WRITTEN EXERCISE. Print the data exactly, leaving nothing out.
# START OF EXTRACTED RECORDS
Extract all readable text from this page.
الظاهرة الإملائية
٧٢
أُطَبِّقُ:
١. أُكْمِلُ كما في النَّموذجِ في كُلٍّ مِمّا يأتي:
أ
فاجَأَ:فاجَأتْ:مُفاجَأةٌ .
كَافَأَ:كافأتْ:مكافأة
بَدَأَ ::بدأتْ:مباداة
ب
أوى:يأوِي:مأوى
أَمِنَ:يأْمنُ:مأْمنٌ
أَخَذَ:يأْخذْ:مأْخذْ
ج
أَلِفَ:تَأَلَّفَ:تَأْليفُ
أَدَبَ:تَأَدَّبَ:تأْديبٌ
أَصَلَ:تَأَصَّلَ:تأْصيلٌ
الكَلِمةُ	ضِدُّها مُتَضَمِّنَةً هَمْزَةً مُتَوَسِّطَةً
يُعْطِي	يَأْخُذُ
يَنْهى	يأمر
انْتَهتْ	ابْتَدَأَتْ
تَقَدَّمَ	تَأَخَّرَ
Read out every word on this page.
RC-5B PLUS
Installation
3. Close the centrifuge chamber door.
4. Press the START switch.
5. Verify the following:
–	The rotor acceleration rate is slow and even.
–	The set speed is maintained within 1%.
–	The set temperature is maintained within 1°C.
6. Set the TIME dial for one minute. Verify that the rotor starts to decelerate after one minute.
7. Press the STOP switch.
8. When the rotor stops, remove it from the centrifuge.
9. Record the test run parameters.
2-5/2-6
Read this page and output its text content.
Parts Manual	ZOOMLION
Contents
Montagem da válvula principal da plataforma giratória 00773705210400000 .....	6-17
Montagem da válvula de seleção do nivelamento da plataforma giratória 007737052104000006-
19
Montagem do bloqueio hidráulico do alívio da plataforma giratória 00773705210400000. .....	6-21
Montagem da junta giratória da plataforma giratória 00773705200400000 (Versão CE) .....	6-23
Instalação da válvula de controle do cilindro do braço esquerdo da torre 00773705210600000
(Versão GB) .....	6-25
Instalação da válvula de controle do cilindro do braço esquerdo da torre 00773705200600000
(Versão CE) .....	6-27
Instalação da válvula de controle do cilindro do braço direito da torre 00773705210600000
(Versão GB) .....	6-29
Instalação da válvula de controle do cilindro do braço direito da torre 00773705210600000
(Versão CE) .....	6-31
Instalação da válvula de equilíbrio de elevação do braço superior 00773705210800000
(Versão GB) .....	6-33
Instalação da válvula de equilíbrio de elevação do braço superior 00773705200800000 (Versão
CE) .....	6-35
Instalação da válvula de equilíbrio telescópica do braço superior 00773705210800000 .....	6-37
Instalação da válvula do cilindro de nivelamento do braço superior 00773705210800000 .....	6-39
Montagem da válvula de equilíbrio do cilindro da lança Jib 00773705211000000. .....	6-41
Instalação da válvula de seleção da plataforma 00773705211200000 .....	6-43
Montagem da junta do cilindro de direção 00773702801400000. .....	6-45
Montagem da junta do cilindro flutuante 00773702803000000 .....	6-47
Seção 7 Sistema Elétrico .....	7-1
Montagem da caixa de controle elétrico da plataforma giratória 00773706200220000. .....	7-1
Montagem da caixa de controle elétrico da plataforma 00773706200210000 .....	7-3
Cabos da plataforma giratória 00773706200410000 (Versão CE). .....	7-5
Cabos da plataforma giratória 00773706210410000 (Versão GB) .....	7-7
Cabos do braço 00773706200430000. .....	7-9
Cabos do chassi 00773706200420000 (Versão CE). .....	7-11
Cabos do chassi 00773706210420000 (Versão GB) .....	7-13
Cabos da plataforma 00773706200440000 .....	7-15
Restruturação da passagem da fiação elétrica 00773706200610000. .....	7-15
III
# END OF EXTRACTED RECORDS
ANSWER BELOW.
Extract all readable text from this page.
الظاهرة الإملائية
٧٢
أُطَبِّقُ:
١. أُكْمِلُ كما في النَّموذجِ في كُلٍّ مِمّا يأتي:
أ
فاجَأَ:فاجَأتْ:مُفاجَأةٌ .
كَافَأَ:كافأتْ:مكافأة
بَدَأَ ::بدأتْ:مباداة
ب
أوى:يأوِي:مأوى
أَمِنَ:يأْمنُ:مأْمنٌ
أَخَذَ:يأْخذْ:مأْخذْ
ج
أَلِفَ:تَأَلَّفَ:تَأْليفُ
أَدَبَ:تَأَدَّبَ:تأْديبٌ
أَصَلَ:تَأَصَّلَ:تأْصيلٌ
الكَلِمةُ	ضِدُّها مُتَضَمِّنَةً هَمْزَةً مُتَوَسِّطَةً
يُعْطِي	يَأْخُذُ
يَنْهى	يأمر
انْتَهتْ	ابْتَدَأَتْ
تَقَدَّمَ	تَأَخَّرَ
Read out every word on this page.
RC-5B PLUS
Installation
3. Close the centrifuge chamber door.
4. Press the START switch.
5. Verify the following:
–	The rotor acceleration rate is slow and even.
–	The set speed is maintained within 1%.
–	The set temperature is maintained within 1°C.
6. Set the TIME dial for one minute. Verify that the rotor starts to decelerate after one minute.
7. Press the STOP switch.
8. When the rotor stops, remove it from the centrifuge.
9. Record the test run parameters.
2-5/2-6
Read this page and output its text content.
Parts Manual	ZOOMLION
Contents
Montagem da válvula principal da plataforma giratória 00773705210400000 .....	6-17
Montagem da válvula de seleção do nivelamento da plataforma giratória 007737052104000006-
19
Montagem do bloqueio hidráulico do alívio da plataforma giratória 00773705210400000. .....	6-21
Montagem da junta giratória da plataforma giratória 00773705200400000 (Versão CE) .....	6-23
Instalação da válvula de controle do cilindro do braço esquerdo da torre 00773705210600000
(Versão GB) .....	6-25
Instalação da válvula de controle do cilindro do braço esquerdo da torre 00773705200600000
(Versão CE) .....	6-27
Instalação da válvula de controle do cilindro do braço direito da torre 00773705210600000
(Versão GB) .....	6-29
Instalação da válvula de controle do cilindro do braço direito da torre 00773705210600000
(Versão CE) .....	6-31
Instalação da válvula de equilíbrio de elevação do braço superior 00773705210800000
(Versão GB) .....	6-33
Instalação da válvula de equilíbrio de elevação do braço superior 00773705200800000 (Versão
CE) .....	6-35
Instalação da válvula de equilíbrio telescópica do braço superior 00773705210800000 .....	6-37
Instalação da válvula do cilindro de nivelamento do braço superior 00773705210800000 .....	6-39
Montagem da válvula de equilíbrio do cilindro da lança Jib 00773705211000000. .....	6-41
Instalação da válvula de seleção da plataforma 00773705211200000 .....	6-43
Montagem da junta do cilindro de direção 00773702801400000. .....	6-45
Montagem da junta do cilindro flutuante 00773702803000000 .....	6-47
Seção 7 Sistema Elétrico .....	7-1
Montagem da caixa de controle elétrico da plataforma giratória 00773706200220000. .....	7-1
Montagem da caixa de controle elétrico da plataforma 00773706200210000 .....	7-3
Cabos da plataforma giratória 00773706200410000 (Versão CE). .....	7-5
Cabos da plataforma giratória 00773706210410000 (Versão GB) .....	7-7
Cabos do braço 00773706200430000. .....	7-9
Cabos do chassi 00773706200420000 (Versão CE). .....	7-11
Cabos do chassi 00773706210420000 (Versão GB) .....	7-13
Cabos da plataforma 00773706200440000 .....	7-15
Restruturação da passagem da fiação elétrica 00773706200610000. .....	7-15
III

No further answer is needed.